[What this task involves]: Show all lines of the listing that hold the word "International".

* Begin Material supplied *

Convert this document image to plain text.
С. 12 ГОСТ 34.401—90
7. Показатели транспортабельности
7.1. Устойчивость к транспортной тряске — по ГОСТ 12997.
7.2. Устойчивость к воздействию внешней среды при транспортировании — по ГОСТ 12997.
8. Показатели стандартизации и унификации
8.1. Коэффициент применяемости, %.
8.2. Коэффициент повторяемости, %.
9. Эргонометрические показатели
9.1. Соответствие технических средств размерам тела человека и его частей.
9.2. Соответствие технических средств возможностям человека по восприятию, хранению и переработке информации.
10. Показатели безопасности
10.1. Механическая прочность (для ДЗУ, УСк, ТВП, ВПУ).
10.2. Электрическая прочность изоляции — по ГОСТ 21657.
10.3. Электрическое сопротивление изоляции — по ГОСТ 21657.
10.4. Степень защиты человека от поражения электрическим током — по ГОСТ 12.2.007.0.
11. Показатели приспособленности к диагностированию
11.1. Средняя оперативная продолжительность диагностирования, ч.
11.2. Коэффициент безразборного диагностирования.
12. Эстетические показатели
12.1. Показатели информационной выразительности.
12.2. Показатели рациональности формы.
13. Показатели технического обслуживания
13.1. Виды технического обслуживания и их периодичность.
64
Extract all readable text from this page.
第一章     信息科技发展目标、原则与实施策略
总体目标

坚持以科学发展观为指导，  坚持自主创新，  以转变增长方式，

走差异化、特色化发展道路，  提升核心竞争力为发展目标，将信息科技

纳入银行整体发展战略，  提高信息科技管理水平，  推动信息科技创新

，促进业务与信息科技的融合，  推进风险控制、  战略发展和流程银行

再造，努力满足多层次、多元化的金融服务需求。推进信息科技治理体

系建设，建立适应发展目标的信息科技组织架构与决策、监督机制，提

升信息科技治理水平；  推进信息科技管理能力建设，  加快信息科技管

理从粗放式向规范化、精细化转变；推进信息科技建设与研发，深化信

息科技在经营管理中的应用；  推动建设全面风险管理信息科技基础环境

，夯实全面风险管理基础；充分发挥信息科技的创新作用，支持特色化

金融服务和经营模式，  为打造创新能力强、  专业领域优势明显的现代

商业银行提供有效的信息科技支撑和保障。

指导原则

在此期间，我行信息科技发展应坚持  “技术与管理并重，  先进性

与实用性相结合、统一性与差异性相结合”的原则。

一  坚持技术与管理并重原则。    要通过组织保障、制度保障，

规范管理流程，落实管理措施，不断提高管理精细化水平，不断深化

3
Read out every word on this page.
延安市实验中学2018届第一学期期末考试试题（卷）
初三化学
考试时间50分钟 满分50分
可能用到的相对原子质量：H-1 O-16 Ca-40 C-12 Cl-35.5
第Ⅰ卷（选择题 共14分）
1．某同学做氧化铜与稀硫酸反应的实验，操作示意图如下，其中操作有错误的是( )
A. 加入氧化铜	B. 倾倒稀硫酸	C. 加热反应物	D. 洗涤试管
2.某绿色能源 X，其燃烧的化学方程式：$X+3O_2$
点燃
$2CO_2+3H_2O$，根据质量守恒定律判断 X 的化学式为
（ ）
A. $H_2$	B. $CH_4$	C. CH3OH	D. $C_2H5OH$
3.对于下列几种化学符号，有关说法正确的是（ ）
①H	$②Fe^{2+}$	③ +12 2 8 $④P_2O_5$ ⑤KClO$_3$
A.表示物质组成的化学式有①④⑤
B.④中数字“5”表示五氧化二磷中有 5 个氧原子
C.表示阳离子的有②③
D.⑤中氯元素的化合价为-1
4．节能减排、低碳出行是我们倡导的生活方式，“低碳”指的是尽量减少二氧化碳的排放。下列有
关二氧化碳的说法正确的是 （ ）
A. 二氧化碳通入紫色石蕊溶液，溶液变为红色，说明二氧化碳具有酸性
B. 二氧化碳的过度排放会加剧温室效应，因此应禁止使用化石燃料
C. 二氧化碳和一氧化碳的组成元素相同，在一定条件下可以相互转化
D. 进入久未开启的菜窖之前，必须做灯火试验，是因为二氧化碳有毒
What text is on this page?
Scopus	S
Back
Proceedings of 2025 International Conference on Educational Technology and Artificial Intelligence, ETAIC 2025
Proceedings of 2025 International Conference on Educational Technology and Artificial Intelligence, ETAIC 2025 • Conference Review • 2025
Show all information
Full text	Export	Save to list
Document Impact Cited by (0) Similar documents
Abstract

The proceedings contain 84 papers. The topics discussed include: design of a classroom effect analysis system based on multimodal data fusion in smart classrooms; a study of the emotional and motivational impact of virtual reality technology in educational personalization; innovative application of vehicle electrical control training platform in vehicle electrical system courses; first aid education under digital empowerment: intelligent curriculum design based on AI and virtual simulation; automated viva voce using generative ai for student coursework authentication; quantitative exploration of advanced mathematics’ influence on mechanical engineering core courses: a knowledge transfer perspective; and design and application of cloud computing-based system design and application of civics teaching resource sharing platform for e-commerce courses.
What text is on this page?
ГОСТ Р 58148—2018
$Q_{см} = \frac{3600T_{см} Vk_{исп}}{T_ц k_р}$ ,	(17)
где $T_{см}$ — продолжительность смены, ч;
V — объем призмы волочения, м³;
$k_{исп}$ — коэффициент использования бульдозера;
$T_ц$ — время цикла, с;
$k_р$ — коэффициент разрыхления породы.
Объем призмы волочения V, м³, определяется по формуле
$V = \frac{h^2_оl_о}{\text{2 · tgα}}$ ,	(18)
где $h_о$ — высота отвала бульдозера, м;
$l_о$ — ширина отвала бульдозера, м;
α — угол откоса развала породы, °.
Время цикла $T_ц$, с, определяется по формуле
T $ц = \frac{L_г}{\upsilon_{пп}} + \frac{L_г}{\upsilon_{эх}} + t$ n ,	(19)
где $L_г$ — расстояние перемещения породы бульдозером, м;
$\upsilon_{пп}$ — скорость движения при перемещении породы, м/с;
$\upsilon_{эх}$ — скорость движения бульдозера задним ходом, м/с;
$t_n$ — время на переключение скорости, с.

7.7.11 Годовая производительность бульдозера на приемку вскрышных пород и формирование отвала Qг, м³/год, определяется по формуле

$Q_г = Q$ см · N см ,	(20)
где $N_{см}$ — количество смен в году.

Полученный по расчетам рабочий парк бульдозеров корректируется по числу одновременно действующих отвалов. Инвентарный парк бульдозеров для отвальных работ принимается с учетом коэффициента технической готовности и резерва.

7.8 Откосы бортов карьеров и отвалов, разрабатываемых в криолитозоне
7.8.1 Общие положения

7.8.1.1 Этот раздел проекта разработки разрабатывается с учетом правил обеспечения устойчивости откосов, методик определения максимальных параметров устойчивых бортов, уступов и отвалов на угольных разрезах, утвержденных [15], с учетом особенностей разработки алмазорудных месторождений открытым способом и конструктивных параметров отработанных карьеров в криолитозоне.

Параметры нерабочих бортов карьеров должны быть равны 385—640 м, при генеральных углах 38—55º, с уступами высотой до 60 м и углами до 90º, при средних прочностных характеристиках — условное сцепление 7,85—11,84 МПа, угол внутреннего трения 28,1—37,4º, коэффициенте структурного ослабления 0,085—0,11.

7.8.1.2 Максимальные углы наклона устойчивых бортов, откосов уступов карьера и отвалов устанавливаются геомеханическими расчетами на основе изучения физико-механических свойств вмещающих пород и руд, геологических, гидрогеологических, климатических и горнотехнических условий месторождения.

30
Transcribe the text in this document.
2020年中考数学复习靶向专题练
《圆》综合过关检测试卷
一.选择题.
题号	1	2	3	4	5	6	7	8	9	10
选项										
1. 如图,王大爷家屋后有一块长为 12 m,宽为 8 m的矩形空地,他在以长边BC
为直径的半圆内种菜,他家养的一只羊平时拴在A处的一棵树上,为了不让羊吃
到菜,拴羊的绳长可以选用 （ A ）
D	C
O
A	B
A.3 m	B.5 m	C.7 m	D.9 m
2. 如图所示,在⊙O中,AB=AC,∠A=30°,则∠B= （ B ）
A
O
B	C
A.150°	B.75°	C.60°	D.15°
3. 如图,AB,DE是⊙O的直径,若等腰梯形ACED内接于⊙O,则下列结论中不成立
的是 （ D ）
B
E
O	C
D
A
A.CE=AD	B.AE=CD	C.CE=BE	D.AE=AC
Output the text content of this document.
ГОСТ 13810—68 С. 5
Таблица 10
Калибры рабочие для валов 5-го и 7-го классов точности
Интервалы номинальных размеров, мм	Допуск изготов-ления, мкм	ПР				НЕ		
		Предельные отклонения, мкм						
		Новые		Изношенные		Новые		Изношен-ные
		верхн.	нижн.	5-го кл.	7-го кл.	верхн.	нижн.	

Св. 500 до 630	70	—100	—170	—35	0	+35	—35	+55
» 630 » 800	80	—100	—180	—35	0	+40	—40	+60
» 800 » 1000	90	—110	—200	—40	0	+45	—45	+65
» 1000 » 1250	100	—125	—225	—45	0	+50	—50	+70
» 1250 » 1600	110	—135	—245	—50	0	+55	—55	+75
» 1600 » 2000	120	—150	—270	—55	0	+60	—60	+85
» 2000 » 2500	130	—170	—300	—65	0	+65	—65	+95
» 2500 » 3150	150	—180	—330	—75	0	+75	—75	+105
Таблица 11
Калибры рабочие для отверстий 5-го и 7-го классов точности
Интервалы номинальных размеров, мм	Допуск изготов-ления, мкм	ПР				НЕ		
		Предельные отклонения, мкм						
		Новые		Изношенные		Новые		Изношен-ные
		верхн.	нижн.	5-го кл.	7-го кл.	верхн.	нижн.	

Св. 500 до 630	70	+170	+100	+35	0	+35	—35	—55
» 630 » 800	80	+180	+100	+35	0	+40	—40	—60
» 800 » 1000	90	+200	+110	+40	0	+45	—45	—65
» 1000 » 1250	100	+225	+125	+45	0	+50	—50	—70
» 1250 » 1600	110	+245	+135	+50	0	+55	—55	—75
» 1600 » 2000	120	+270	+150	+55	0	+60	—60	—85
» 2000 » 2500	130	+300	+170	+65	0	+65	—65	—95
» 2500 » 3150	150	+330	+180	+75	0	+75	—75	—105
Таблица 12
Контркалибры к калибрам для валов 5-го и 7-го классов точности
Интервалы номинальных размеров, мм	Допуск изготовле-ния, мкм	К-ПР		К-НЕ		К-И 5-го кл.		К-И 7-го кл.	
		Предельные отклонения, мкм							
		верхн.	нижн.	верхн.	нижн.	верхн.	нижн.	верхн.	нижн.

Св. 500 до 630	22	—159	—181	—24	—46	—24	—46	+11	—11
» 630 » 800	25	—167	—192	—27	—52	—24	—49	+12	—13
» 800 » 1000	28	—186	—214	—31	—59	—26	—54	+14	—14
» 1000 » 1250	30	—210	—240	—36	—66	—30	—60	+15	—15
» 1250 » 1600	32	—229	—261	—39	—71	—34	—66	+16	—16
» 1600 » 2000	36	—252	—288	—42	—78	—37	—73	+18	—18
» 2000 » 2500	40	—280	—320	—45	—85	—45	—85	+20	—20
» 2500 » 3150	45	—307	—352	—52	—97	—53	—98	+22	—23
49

* End Material supplied *

[Written solution]:
Proceedings of 2025 International Conference on Educational Technology and Artificial Intelligence, ETAIC 2025
Proceedings of 2025 International Conference on Educational Technology and Artificial Intelligence, ETAIC 2025 • Conference Review • 2025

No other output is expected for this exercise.